TASK PROMPT:
Copy out all of the data exactly as it appears.

DATA SHOWN:
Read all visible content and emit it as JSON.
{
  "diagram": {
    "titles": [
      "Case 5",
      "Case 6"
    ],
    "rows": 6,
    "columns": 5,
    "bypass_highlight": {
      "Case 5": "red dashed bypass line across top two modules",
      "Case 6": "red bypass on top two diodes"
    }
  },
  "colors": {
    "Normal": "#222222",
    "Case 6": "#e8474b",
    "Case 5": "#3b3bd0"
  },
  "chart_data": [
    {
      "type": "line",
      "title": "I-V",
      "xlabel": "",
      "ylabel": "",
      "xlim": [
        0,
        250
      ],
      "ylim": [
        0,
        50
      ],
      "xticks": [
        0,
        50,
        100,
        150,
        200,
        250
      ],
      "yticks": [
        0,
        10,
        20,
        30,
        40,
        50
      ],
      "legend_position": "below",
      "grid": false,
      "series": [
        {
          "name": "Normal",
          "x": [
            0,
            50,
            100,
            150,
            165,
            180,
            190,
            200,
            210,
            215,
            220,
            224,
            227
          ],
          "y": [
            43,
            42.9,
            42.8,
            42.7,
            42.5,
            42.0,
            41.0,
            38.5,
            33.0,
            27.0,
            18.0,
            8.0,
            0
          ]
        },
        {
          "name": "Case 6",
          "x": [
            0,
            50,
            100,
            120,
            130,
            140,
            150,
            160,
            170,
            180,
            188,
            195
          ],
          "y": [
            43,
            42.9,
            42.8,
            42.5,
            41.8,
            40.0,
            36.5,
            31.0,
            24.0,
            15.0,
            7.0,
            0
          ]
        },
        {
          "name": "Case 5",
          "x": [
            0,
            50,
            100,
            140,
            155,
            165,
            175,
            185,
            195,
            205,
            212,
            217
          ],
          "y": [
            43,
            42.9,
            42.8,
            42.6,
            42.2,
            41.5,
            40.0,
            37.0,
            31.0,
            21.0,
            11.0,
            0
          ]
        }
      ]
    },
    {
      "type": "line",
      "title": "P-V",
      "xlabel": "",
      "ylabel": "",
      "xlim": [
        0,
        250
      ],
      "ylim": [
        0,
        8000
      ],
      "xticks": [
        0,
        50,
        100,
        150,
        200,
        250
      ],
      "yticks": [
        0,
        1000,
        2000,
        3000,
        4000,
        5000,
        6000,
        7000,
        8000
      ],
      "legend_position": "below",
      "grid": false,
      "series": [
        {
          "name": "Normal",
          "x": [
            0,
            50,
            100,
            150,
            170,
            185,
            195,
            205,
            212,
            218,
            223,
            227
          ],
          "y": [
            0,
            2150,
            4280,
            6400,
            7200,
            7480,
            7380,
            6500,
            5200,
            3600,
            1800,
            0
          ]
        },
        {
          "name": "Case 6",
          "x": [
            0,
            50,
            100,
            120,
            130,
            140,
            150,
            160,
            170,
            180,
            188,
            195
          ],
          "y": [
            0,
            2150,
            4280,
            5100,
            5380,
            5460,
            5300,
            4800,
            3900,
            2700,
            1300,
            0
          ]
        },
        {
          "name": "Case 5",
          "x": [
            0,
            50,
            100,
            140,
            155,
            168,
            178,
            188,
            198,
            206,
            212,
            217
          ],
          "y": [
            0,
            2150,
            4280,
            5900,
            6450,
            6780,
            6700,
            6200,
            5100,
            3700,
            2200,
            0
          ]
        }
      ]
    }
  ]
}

THE ANSWER:
Read all visible content and emit it as JSON.
{
  "diagram": {
    "titles": [
      "Case 5",
      "Case 6"
    ],
    "rows": 6,
    "columns": 5,
    "bypass_highlight": {
      "Case 5": "red dashed bypass line across top two modules",
      "Case 6": "red bypass on top two diodes"
    }
  },
  "colors": {
    "Normal": "#222222",
    "Case 6": "#e8474b",
    "Case 5": "#3b3bd0"
  },
  "chart_data": [
    {
      "type": "line",
      "title": "I-V",
      "xlabel": "",
      "ylabel": "",
      "xlim": [
        0,
        250
      ],
      "ylim": [
        0,
        50
      ],
      "xticks": [
        0,
        50,
        100,
        150,
        200,
        250
      ],
      "yticks": [
        0,
        10,
        20,
        30,
        40,
        50
      ],
      "legend_position": "below",
      "grid": false,
      "series": [
        {
          "name": "Normal",
          "x": [
            0,
            50,
            100,
            150,
            165,
            180,
            190,
            200,
            210,
            215,
            220,
            224,
            227
          ],
          "y": [
            43,
            42.9,
            42.8,
            42.7,
            42.5,
            42.0,
            41.0,
            38.5,
            33.0,
            27.0,
            18.0,
            8.0,
            0
          ]
        },
        {
          "name": "Case 6",
          "x": [
            0,
            50,
            100,
            120,
            130,
            140,
            150,
            160,
            170,
            180,
            188,
            195
          ],
          "y": [
            43,
            42.9,
            42.8,
            42.5,
            41.8,
            40.0,
            36.5,
            31.0,
            24.0,
            15.0,
            7.0,
            0
          ]
        },
        {
          "name": "Case 5",
          "x": [
            0,
            50,
            100,
            140,
            155,
            165,
            175,
            185,
            195,
            205,
            212,
            217
          ],
          "y": [
            43,
            42.9,
            42.8,
            42.6,
            42.2,
            41.5,
            40.0,
            37.0,
            31.0,
            21.0,
            11.0,
            0
          ]
        }
      ]
    },
    {
      "type": "line",
      "title": "P-V",
      "xlabel": "",
      "ylabel": "",
      "xlim": [
        0,
        250
      ],
      "ylim": [
        0,
        8000
      ],
      "xticks": [
        0,
        50,
        100,
        150,
        200,
        250
      ],
      "yticks": [
        0,
        1000,
        2000,
        3000,
        4000,
        5000,
        6000,
        7000,
        8000
      ],
      "legend_position": "below",
      "grid": false,
      "series": [
        {
          "name": "Normal",
          "x": [
            0,
            50,
            100,
            150,
            170,
            185,
            195,
            205,
            212,
            218,
            223,
            227
          ],
          "y": [
            0,
            2150,
            4280,
            6400,
            7200,
            7480,
            7380,
            6500,
            5200,
            3600,
            1800,
            0
          ]
        },
        {
          "name": "Case 6",
          "x": [
            0,
            50,
            100,
            120,
            130,
            140,
            150,
            160,
            170,
            180,
            188,
            195
          ],
          "y": [
            0,
            2150,
            4280,
            5100,
            5380,
            5460,
            5300,
            4800,
            3900,
            2700,
            1300,
            0
          ]
        },
        {
          "name": "Case 5",
          "x": [
            0,
            50,
            100,
            140,
            155,
            168,
            178,
            188,
            198,
            206,
            212,
            217
          ],
          "y": [
            0,
            2150,
            4280,
            5900,
            6450,
            6780,
            6700,
            6200,
            5100,
            3700,
            2200,
            0
          ]
        }
      ]
    }
  ]
}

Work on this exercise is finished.